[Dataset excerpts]
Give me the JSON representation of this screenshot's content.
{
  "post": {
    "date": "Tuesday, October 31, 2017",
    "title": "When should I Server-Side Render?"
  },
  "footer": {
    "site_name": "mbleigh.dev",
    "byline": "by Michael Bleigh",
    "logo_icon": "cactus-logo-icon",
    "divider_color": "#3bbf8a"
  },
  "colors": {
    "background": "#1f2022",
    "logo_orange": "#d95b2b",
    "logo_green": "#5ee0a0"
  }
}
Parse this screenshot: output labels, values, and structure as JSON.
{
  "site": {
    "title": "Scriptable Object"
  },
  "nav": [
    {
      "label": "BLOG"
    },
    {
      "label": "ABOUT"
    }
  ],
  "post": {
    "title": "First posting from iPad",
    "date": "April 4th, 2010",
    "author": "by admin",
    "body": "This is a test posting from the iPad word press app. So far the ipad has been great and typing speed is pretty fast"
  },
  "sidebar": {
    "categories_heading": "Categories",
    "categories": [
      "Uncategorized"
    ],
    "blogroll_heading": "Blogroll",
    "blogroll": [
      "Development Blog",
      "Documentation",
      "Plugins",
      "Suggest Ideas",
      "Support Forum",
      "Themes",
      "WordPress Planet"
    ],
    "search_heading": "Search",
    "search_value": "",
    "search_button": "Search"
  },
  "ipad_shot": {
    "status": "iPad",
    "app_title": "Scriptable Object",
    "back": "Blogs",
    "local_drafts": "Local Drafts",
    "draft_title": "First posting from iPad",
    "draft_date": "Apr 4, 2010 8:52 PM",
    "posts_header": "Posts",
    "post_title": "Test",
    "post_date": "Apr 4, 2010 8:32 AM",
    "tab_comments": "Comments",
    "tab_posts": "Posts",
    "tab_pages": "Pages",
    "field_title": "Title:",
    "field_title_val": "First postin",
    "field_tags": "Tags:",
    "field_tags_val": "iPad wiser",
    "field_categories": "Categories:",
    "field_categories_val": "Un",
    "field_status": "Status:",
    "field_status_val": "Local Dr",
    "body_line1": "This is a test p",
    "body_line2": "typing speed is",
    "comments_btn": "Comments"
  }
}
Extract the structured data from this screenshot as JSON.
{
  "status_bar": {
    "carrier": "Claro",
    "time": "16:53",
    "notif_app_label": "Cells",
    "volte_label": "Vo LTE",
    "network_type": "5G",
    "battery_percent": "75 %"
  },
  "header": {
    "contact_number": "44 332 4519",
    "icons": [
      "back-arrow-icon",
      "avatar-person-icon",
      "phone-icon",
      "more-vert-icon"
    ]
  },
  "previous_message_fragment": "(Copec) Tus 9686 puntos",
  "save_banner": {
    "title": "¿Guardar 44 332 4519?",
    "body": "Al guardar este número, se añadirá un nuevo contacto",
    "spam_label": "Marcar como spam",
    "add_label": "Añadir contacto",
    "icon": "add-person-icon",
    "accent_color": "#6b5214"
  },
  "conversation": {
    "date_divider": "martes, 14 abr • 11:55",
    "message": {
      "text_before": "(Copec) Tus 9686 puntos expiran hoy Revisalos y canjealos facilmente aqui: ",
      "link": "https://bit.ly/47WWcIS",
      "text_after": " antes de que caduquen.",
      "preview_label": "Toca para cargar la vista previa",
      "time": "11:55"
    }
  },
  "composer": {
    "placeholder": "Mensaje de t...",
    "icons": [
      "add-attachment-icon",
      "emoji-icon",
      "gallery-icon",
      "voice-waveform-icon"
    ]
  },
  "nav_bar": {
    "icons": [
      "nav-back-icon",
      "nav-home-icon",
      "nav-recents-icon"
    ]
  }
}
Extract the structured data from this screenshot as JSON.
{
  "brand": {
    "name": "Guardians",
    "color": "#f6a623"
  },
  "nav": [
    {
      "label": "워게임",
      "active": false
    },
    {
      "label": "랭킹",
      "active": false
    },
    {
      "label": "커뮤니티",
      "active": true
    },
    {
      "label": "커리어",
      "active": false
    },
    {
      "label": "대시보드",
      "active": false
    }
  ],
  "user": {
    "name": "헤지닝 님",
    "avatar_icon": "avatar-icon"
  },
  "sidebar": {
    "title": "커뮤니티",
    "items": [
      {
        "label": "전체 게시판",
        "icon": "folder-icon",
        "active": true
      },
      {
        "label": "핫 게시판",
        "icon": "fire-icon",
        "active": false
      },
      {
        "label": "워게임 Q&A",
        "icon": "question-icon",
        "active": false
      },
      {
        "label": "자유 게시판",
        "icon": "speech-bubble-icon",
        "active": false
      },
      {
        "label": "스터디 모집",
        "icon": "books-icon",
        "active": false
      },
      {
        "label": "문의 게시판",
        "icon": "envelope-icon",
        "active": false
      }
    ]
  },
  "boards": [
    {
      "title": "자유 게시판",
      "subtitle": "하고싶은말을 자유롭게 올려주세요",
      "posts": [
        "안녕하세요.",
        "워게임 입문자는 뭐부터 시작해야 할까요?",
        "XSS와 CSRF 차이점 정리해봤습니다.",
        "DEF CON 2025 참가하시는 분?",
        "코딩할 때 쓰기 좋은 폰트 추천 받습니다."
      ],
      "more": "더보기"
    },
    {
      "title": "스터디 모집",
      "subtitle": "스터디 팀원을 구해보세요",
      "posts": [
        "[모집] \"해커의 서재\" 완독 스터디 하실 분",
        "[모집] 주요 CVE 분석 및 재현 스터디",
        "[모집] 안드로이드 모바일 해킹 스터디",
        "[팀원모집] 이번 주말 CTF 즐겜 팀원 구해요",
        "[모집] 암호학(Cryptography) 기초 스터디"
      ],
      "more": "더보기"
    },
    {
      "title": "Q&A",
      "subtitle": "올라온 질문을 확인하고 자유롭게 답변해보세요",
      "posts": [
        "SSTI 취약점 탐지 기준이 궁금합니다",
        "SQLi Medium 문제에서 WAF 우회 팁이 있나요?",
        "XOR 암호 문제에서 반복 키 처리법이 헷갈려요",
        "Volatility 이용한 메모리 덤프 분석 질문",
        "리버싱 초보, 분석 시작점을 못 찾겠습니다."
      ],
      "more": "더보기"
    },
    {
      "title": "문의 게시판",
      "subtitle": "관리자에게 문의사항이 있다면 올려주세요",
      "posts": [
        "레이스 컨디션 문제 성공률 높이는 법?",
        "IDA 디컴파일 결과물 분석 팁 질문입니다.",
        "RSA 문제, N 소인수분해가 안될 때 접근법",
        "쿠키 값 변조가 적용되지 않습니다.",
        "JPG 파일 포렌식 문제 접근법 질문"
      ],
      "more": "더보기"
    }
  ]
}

→ WORK TO DO:
Looking at the material above, count the lines containing the string "puntos" and reply with the count alone.

→ OUTPUT OF THE EXERCISE:
2